Dataset listings of figures:
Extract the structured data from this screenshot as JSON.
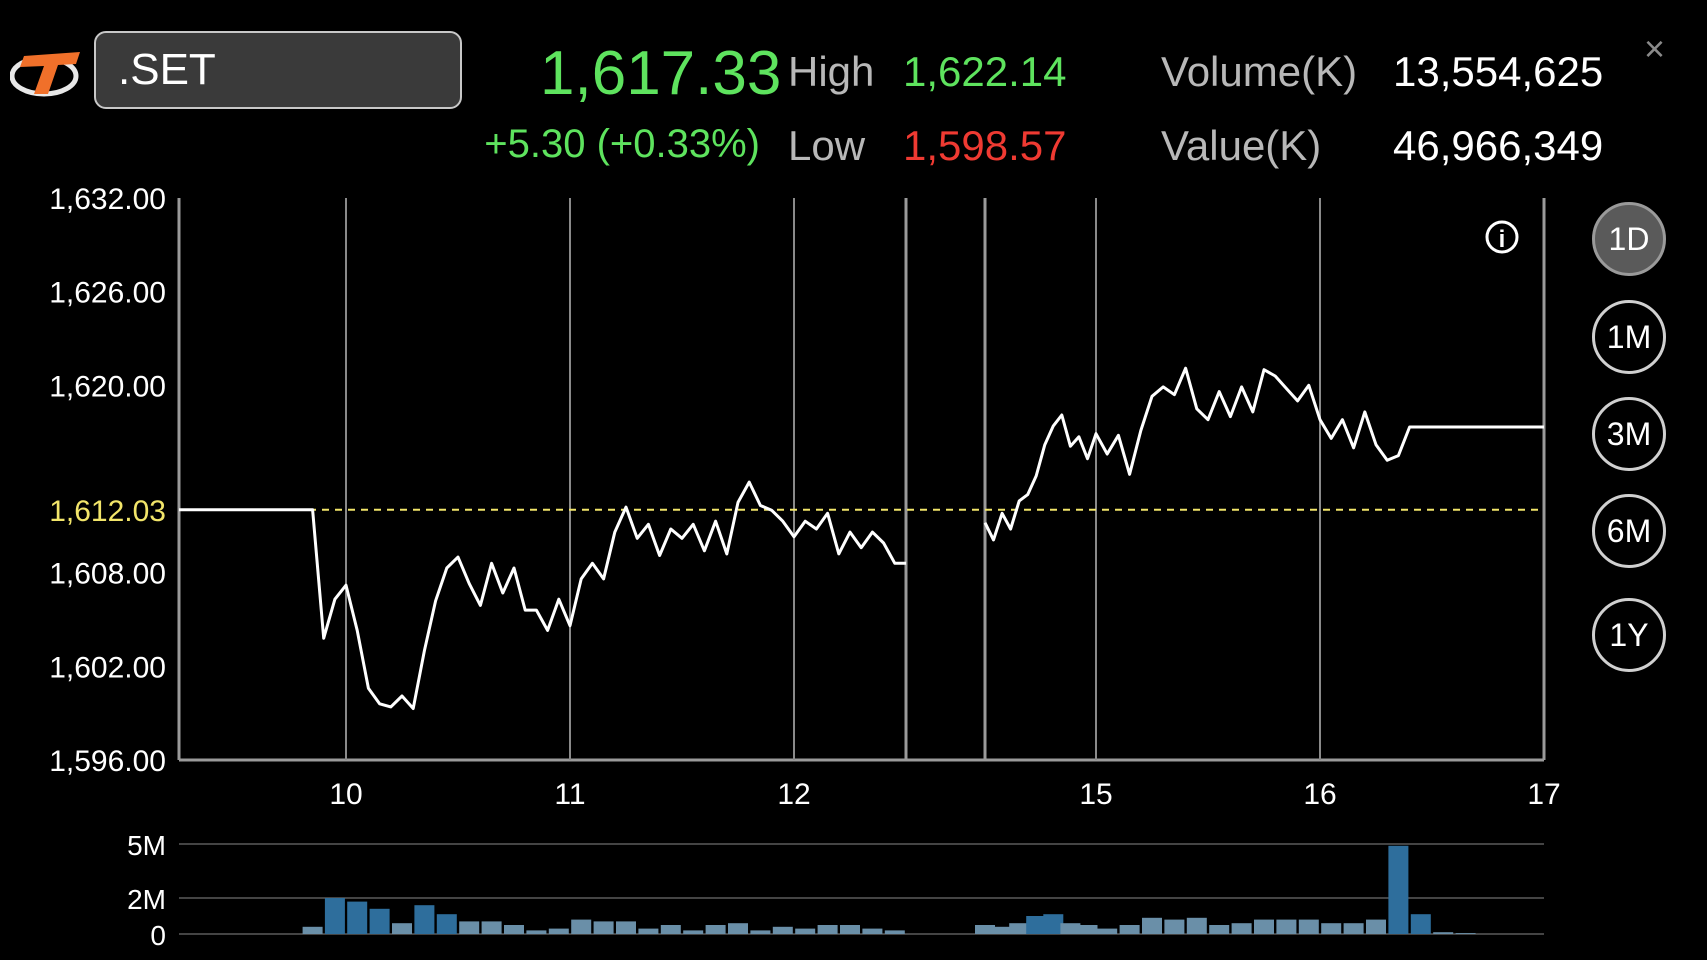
{
  "header": {
    "symbol": ".SET",
    "last": "1,617.33",
    "change": "+5.30 (+0.33%)",
    "high_label": "High",
    "high_value": "1,622.14",
    "low_label": "Low",
    "low_value": "1,598.57",
    "volume_label": "Volume(K)",
    "volume_value": "13,554,625",
    "value_label": "Value(K)",
    "value_value": "46,966,349",
    "close_icon": "×"
  },
  "periods": [
    "1D",
    "1M",
    "3M",
    "6M",
    "1Y"
  ],
  "active_period": "1D",
  "colors": {
    "up": "#5ee35e",
    "down": "#ef3a32",
    "prev_close": "#f2e56a",
    "volume_bar": "#2e6e9c",
    "volume_bar_light": "#6a8fa8"
  },
  "chart_data": [
    {
      "type": "line",
      "y_tick_labels": [
        "1,632.00",
        "1,626.00",
        "1,620.00",
        "1,612.03",
        "1,608.00",
        "1,602.00",
        "1,596.00"
      ],
      "y_ticks": [
        1632,
        1626,
        1620,
        1612.03,
        1608,
        1602,
        1596
      ],
      "ylim": [
        1596,
        1632
      ],
      "x_tick_labels": [
        "10",
        "11",
        "12",
        "15",
        "16",
        "17"
      ],
      "x_ticks": [
        10,
        11,
        12,
        15,
        16,
        17
      ],
      "session_break": {
        "from": 12.5,
        "to": 14.35
      },
      "reference_line": {
        "label": "1,612.03",
        "value": 1612.03
      },
      "x": [
        9.25,
        9.85,
        9.9,
        9.95,
        10.0,
        10.05,
        10.1,
        10.15,
        10.2,
        10.25,
        10.3,
        10.35,
        10.4,
        10.45,
        10.5,
        10.55,
        10.6,
        10.65,
        10.7,
        10.75,
        10.8,
        10.85,
        10.9,
        10.95,
        11.0,
        11.05,
        11.1,
        11.15,
        11.2,
        11.25,
        11.3,
        11.35,
        11.4,
        11.45,
        11.5,
        11.55,
        11.6,
        11.65,
        11.7,
        11.75,
        11.8,
        11.85,
        11.9,
        11.95,
        12.0,
        12.05,
        12.1,
        12.15,
        12.2,
        12.25,
        12.3,
        12.35,
        12.4,
        12.45,
        12.5,
        14.35,
        14.4,
        14.45,
        14.5,
        14.55,
        14.6,
        14.65,
        14.7,
        14.75,
        14.8,
        14.85,
        14.9,
        14.95,
        15.0,
        15.05,
        15.1,
        15.15,
        15.2,
        15.25,
        15.3,
        15.35,
        15.4,
        15.45,
        15.5,
        15.55,
        15.6,
        15.65,
        15.7,
        15.75,
        15.8,
        15.85,
        15.9,
        15.95,
        16.0,
        16.05,
        16.1,
        16.15,
        16.2,
        16.25,
        16.3,
        16.35,
        16.4,
        16.45,
        16.5,
        16.55,
        16.6,
        17.0
      ],
      "values": [
        1612.03,
        1612.03,
        1603.8,
        1606.3,
        1607.2,
        1604.3,
        1600.6,
        1599.6,
        1599.4,
        1600.1,
        1599.3,
        1603.0,
        1606.2,
        1608.3,
        1609.0,
        1607.3,
        1605.9,
        1608.6,
        1606.7,
        1608.3,
        1605.6,
        1605.6,
        1604.3,
        1606.3,
        1604.6,
        1607.6,
        1608.6,
        1607.6,
        1610.6,
        1612.2,
        1610.2,
        1611.1,
        1609.1,
        1610.8,
        1610.2,
        1611.1,
        1609.4,
        1611.3,
        1609.2,
        1612.5,
        1613.8,
        1612.3,
        1612.0,
        1611.3,
        1610.3,
        1611.3,
        1610.8,
        1611.8,
        1609.2,
        1610.6,
        1609.6,
        1610.6,
        1609.9,
        1608.6,
        1608.6,
        1611.2,
        1610.1,
        1611.8,
        1610.8,
        1612.6,
        1613.0,
        1614.2,
        1616.2,
        1617.4,
        1618.1,
        1616.1,
        1616.7,
        1615.3,
        1616.9,
        1615.6,
        1616.8,
        1614.3,
        1617.1,
        1619.3,
        1619.9,
        1619.4,
        1621.1,
        1618.5,
        1617.8,
        1619.6,
        1618.0,
        1619.9,
        1618.3,
        1621.0,
        1620.6,
        1619.8,
        1619.0,
        1620.0,
        1617.8,
        1616.6,
        1617.8,
        1616.0,
        1618.3,
        1616.2,
        1615.2,
        1615.5,
        1617.33,
        1617.33,
        1617.33,
        1617.33,
        1617.33,
        1617.33
      ]
    },
    {
      "type": "bar",
      "y_tick_labels": [
        "5M",
        "2M",
        "0"
      ],
      "ylim": [
        0,
        5
      ],
      "x": [
        9.85,
        9.95,
        10.05,
        10.15,
        10.25,
        10.35,
        10.45,
        10.55,
        10.65,
        10.75,
        10.85,
        10.95,
        11.05,
        11.15,
        11.25,
        11.35,
        11.45,
        11.55,
        11.65,
        11.75,
        11.85,
        11.95,
        12.05,
        12.15,
        12.25,
        12.35,
        12.45,
        14.35,
        14.45,
        14.55,
        14.65,
        14.75,
        14.85,
        14.95,
        15.05,
        15.15,
        15.25,
        15.35,
        15.45,
        15.55,
        15.65,
        15.75,
        15.85,
        15.95,
        16.05,
        16.15,
        16.25,
        16.35,
        16.45,
        16.55,
        16.65
      ],
      "values": [
        0.4,
        2.0,
        1.8,
        1.4,
        0.6,
        1.6,
        1.1,
        0.7,
        0.7,
        0.5,
        0.2,
        0.3,
        0.8,
        0.7,
        0.7,
        0.3,
        0.5,
        0.2,
        0.5,
        0.6,
        0.2,
        0.4,
        0.3,
        0.5,
        0.5,
        0.3,
        0.2,
        0.5,
        0.4,
        0.6,
        1.0,
        1.1,
        0.6,
        0.5,
        0.3,
        0.5,
        0.9,
        0.8,
        0.9,
        0.5,
        0.6,
        0.8,
        0.8,
        0.8,
        0.6,
        0.6,
        0.8,
        4.9,
        1.1,
        0.1,
        0.05
      ]
    }
  ]
}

WHAT THE TASK ASKS:
Show the lines of the records that contain the word "from".

TASK ANSWER:
Extract the structured data from this screenshot as JSON.
        "from": 12.5,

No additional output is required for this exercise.